### GIVEN TASK A
Check each statement against the passage on metallic bonding below and answer yes or no for each, quoting the words of the passage that decide it. (i) A metal's overall charge stays neutral because it has as many free electrons as metal ions. (ii) The passage describes the attraction between the sea of electrons and the metal ions as weak. (iii) The passage gives beating gold into gold leaf as an example of a metal made into very thin sheets.

### PASSAGE GIVEN

This is the last of four GCSE Chemistry quizzes on bonding and it looks specifically at metallic bonding. It's difficult to imagine life without metals, we use them in practically every aspect of our lives. Virtually everything involves metals in some way but what makes them so useful? In a word - bonding. The arrangement of their atoms gives metals certain characteristics which are very useful to us. High melting and boiling points, reflection of light, conduction of heat and electricity - these are all properties that we take advantage of in some way.

In metals, the atoms are packed together really closely and this causes some of the outer electrons to break free and float around within the structure of the metal. We say that the electrons are delocalised. Because they have lost electrons, metal atoms are in fact metal ions, but you don't notice this because of the delocalised electrons. Since there are as many delocalised electrons as metal ions, the overall charge is still neutral.

Normally, the motion of the electrons is random and they can move anywhere in the metal. At GCSE level, the structure is often described as being 'metal ions in a sea of electrons'. The attraction between the 'sea' of electrons and the metal ions is very strong and we call it metallic bonding.

The positive metal ions are free to slide over one another and this makes metals malleable and ductile. The sea of electrons is spread throughout the metal, and so when it is pulled into wires, hammered to make it thinner or bent into a new shape, the overall composition and structure of the metal is not changed. The metal ions will have been rearranged but the sea of electrons adjusts to the new arrangement, keeping the metal intact. Some metals can be beaten into very thin sheets of foil without breaking. A good example of this is beating gold to make gold leaf. This can only be done because of metallic bonding.

### GIVEN TASK B
Write out the records from their first line through the line containing "current source Is [277, 68, 327, 118]", with both ends included.

### PROVIDED ENTRIES
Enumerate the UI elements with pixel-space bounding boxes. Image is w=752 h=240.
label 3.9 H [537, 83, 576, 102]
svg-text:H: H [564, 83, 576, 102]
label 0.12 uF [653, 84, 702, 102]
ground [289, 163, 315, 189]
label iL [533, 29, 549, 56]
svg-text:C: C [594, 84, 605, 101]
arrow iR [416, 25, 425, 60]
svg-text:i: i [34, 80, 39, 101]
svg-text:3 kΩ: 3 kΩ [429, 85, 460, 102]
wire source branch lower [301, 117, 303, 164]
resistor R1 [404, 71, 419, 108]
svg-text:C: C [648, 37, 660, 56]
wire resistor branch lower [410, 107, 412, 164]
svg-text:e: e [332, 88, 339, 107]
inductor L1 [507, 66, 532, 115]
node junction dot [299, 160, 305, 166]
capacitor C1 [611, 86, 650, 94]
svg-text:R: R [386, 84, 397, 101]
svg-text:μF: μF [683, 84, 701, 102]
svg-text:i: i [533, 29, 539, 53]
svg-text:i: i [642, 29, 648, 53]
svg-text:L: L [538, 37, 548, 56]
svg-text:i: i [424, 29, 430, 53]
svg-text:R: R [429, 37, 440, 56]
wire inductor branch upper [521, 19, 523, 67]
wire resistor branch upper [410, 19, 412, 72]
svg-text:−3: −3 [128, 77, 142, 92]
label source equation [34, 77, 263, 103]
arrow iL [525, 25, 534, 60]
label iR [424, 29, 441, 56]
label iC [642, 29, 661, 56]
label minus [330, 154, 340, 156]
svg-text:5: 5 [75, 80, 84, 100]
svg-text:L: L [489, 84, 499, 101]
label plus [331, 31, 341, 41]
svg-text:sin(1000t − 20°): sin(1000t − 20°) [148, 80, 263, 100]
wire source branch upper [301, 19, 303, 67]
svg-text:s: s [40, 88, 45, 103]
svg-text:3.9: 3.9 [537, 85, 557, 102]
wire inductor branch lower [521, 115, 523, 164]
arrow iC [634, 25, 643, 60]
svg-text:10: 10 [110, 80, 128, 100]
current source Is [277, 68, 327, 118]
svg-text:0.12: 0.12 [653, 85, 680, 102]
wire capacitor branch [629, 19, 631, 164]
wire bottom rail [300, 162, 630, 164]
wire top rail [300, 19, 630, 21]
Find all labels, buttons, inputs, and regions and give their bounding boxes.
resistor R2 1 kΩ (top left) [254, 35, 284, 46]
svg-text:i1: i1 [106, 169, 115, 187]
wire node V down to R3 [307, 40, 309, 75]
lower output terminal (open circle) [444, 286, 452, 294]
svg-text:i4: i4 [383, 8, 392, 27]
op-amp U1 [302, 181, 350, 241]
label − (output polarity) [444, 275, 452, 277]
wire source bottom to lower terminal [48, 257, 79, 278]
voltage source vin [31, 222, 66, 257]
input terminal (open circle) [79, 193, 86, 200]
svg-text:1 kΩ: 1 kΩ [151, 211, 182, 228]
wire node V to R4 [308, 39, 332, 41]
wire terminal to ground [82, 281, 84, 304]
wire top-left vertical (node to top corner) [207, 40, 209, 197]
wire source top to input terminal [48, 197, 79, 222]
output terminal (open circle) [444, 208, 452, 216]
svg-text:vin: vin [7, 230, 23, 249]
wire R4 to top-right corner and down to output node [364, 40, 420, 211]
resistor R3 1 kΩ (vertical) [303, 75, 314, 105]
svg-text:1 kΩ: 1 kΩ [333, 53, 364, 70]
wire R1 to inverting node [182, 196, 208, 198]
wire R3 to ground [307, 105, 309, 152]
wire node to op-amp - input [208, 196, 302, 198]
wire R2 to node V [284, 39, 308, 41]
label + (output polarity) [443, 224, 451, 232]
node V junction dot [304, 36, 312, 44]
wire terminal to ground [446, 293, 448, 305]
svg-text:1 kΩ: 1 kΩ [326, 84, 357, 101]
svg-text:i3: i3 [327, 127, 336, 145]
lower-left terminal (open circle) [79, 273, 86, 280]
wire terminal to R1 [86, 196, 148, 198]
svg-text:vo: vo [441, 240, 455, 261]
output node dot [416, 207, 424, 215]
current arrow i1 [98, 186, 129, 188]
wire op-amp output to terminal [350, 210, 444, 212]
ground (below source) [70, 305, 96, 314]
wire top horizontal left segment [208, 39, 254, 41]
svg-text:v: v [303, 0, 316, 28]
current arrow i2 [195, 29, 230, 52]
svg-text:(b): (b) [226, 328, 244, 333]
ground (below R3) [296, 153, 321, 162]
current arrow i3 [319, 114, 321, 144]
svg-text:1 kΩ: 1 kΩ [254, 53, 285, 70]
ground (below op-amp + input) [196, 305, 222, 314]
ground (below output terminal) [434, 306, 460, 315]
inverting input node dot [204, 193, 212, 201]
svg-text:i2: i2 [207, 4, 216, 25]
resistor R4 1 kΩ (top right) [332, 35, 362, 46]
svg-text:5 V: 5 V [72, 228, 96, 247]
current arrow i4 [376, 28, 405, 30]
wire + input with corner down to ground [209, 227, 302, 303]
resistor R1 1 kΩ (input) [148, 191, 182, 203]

### TASK RESPONSE A
(i) Yes: "Since there are as many delocalised electrons as metal ions, the overall charge is still neutral."
(ii) No: "The attraction between the 'sea' of electrons and the metal ions is very strong and we call it metallic bonding."
(iii) Yes: "A good example of this is beating gold to make gold leaf."

### TASK RESPONSE B
Enumerate the UI elements with pixel-space bounding boxes. Image is w=752 h=240.
label 3.9 H [537, 83, 576, 102]
svg-text:H: H [564, 83, 576, 102]
label 0.12 uF [653, 84, 702, 102]
ground [289, 163, 315, 189]
label iL [533, 29, 549, 56]
svg-text:C: C [594, 84, 605, 101]
arrow iR [416, 25, 425, 60]
svg-text:i: i [34, 80, 39, 101]
svg-text:3 kΩ: 3 kΩ [429, 85, 460, 102]
wire source branch lower [301, 117, 303, 164]
resistor R1 [404, 71, 419, 108]
svg-text:C: C [648, 37, 660, 56]
wire resistor branch lower [410, 107, 412, 164]
svg-text:e: e [332, 88, 339, 107]
inductor L1 [507, 66, 532, 115]
node junction dot [299, 160, 305, 166]
capacitor C1 [611, 86, 650, 94]
svg-text:R: R [386, 84, 397, 101]
svg-text:μF: μF [683, 84, 701, 102]
svg-text:i: i [533, 29, 539, 53]
svg-text:i: i [642, 29, 648, 53]
svg-text:L: L [538, 37, 548, 56]
svg-text:i: i [424, 29, 430, 53]
svg-text:R: R [429, 37, 440, 56]
wire inductor branch upper [521, 19, 523, 67]
wire resistor branch upper [410, 19, 412, 72]
svg-text:−3: −3 [128, 77, 142, 92]
label source equation [34, 77, 263, 103]
arrow iL [525, 25, 534, 60]
label iR [424, 29, 441, 56]
label iC [642, 29, 661, 56]
label minus [330, 154, 340, 156]
svg-text:5: 5 [75, 80, 84, 100]
svg-text:L: L [489, 84, 499, 101]
label plus [331, 31, 341, 41]
svg-text:sin(1000t − 20°): sin(1000t − 20°) [148, 80, 263, 100]
wire source branch upper [301, 19, 303, 67]
svg-text:s: s [40, 88, 45, 103]
svg-text:3.9: 3.9 [537, 85, 557, 102]
wire inductor branch lower [521, 115, 523, 164]
arrow iC [634, 25, 643, 60]
svg-text:10: 10 [110, 80, 128, 100]
current source Is [277, 68, 327, 118]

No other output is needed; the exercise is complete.